-- start --
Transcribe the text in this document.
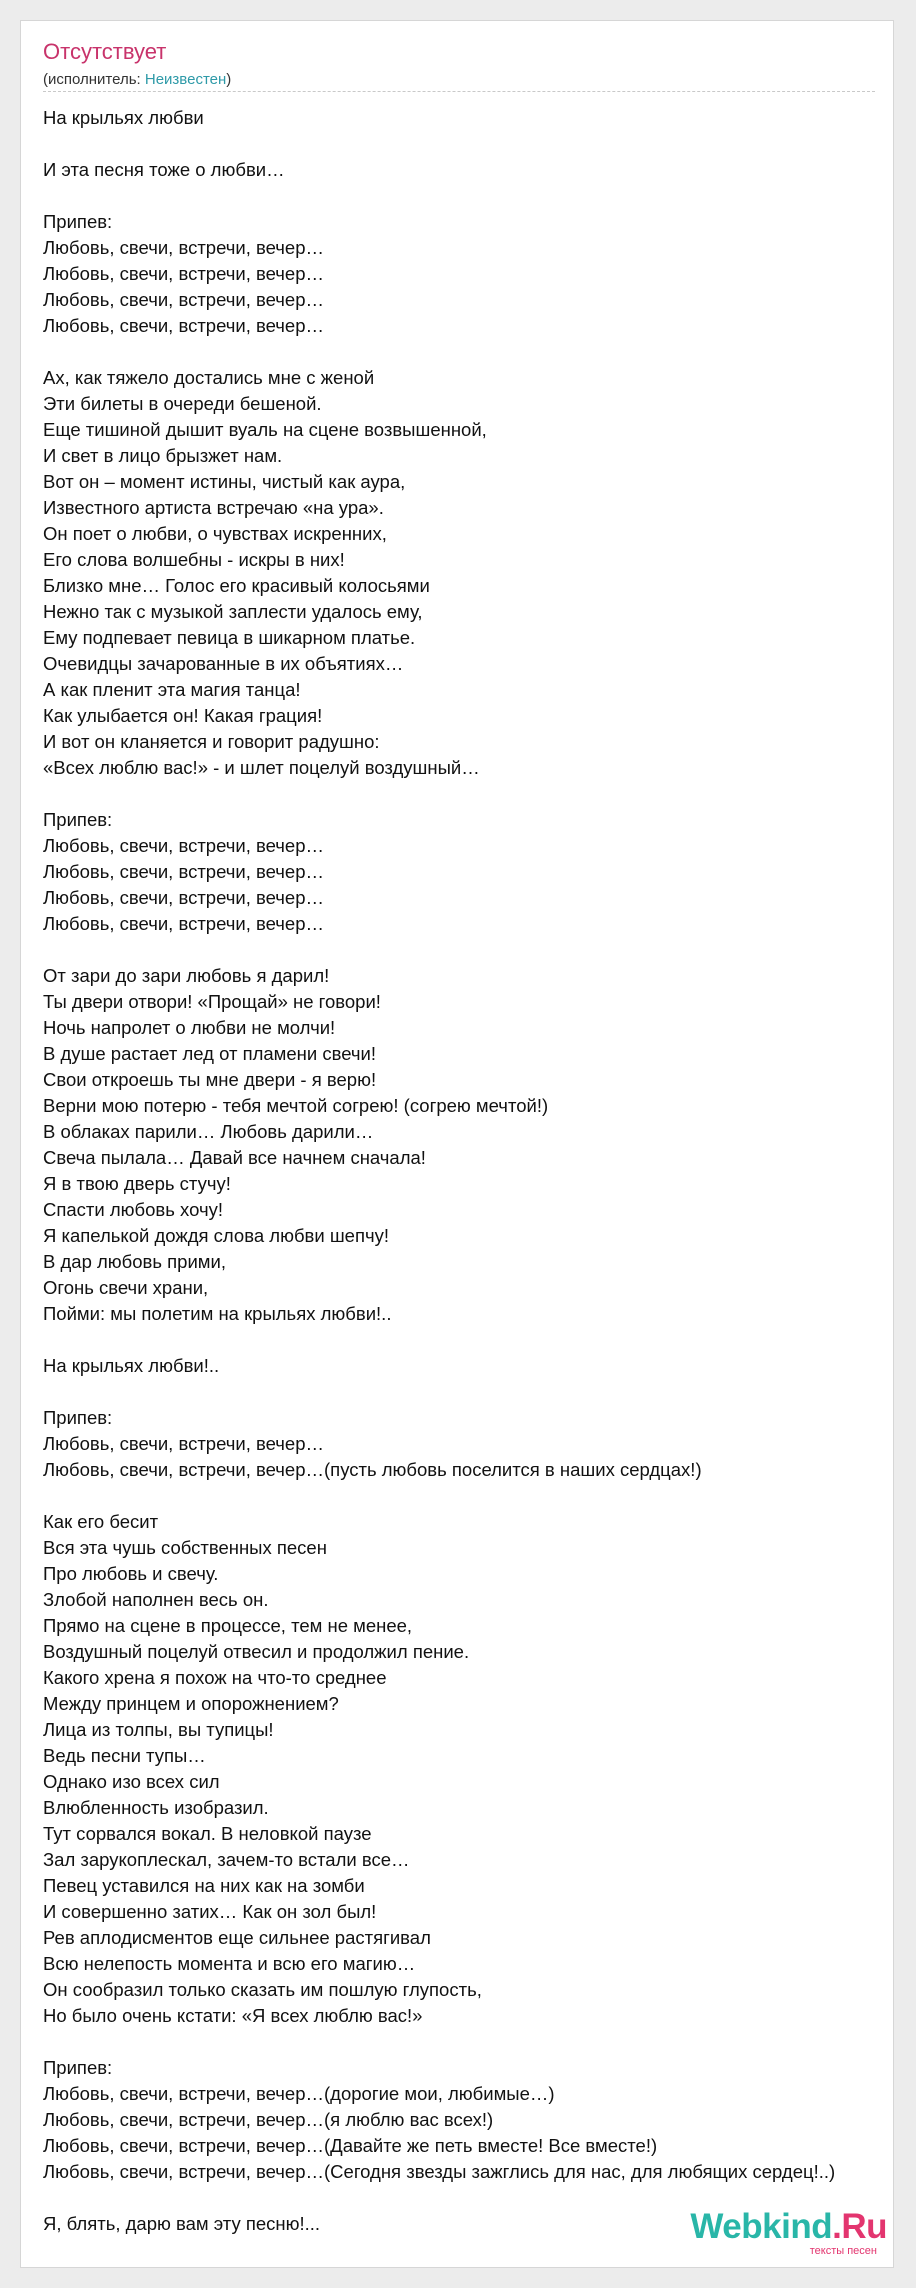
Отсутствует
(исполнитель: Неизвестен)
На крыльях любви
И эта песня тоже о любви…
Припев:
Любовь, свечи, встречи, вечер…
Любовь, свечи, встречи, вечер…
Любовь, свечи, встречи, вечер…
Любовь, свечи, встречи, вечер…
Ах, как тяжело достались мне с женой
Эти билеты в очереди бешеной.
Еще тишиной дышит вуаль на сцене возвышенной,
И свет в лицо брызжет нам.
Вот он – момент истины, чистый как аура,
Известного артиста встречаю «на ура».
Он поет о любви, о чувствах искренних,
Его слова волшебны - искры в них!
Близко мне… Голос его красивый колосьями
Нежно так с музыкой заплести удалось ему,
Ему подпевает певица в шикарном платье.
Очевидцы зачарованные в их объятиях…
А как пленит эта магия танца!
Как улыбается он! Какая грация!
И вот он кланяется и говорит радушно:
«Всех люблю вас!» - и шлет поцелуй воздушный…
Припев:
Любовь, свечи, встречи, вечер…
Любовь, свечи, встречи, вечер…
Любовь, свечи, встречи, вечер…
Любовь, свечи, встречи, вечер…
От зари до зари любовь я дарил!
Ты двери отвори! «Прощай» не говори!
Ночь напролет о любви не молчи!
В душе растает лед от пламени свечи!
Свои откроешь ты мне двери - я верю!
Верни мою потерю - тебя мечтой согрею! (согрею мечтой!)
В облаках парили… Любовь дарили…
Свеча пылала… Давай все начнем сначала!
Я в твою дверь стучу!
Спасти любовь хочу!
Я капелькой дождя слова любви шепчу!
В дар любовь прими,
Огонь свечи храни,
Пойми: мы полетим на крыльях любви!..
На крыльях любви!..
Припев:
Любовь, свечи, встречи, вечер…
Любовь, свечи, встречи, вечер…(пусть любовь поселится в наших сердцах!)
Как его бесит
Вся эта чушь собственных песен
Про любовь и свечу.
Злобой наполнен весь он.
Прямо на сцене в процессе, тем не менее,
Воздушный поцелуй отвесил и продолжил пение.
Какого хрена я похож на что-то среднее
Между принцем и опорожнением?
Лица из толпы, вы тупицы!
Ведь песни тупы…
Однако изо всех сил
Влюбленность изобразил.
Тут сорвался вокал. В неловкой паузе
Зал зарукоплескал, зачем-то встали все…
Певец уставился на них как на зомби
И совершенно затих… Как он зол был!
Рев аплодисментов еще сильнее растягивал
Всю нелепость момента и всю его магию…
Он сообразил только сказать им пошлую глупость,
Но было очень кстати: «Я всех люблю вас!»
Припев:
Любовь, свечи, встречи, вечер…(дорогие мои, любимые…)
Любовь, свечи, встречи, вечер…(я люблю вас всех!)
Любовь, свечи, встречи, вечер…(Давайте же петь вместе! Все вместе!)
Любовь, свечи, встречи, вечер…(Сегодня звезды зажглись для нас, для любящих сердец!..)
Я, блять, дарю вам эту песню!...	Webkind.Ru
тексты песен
-- end --
-- start --
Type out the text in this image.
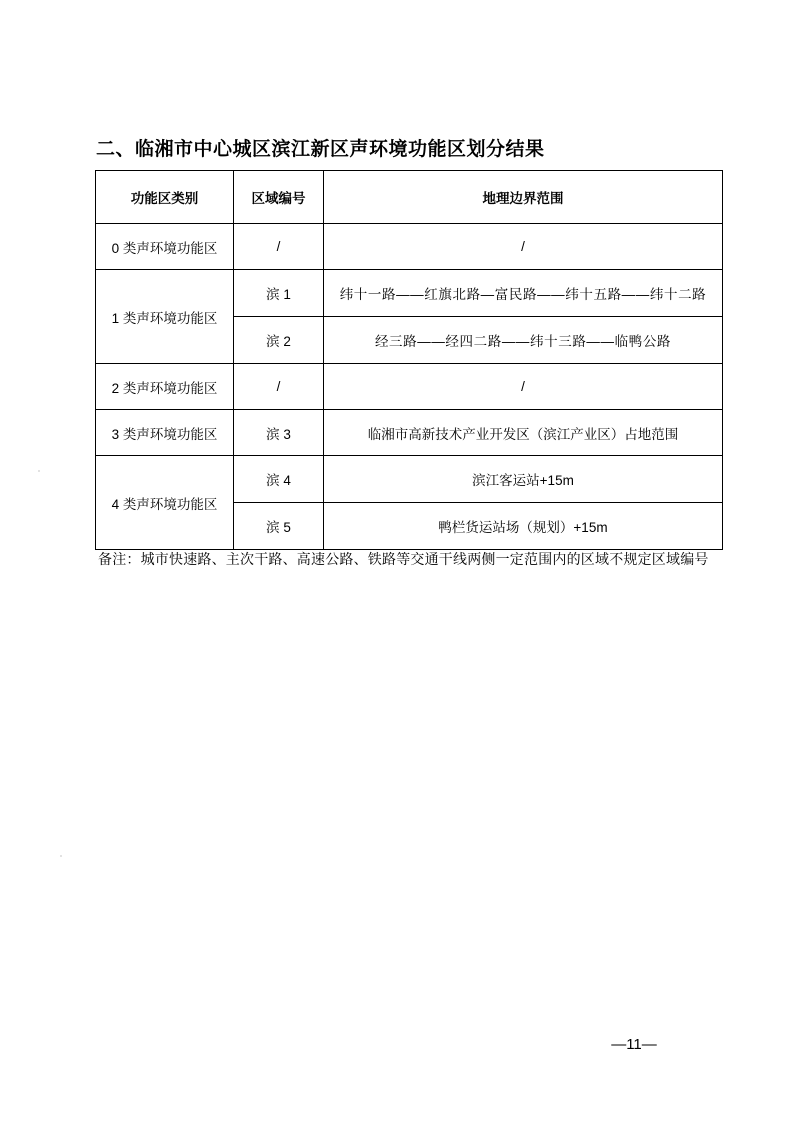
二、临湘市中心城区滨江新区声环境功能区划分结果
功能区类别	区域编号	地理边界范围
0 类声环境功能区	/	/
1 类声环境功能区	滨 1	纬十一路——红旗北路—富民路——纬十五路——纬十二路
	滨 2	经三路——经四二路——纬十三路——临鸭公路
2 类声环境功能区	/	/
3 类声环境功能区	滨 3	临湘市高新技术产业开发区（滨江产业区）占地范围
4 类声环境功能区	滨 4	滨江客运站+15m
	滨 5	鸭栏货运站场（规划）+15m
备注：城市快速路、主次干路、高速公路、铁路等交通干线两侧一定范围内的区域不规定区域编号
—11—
-- end --
For each line of the listing that holds the word "любви", show that line.

> [SOLUTION]
На крыльях любви
И эта песня тоже о любви…
Он поет о любви, о чувствах искренних,
Ночь напролет о любви не молчи!
Я капелькой дождя слова любви шепчу!
Пойми: мы полетим на крыльях любви!..
На крыльях любви!..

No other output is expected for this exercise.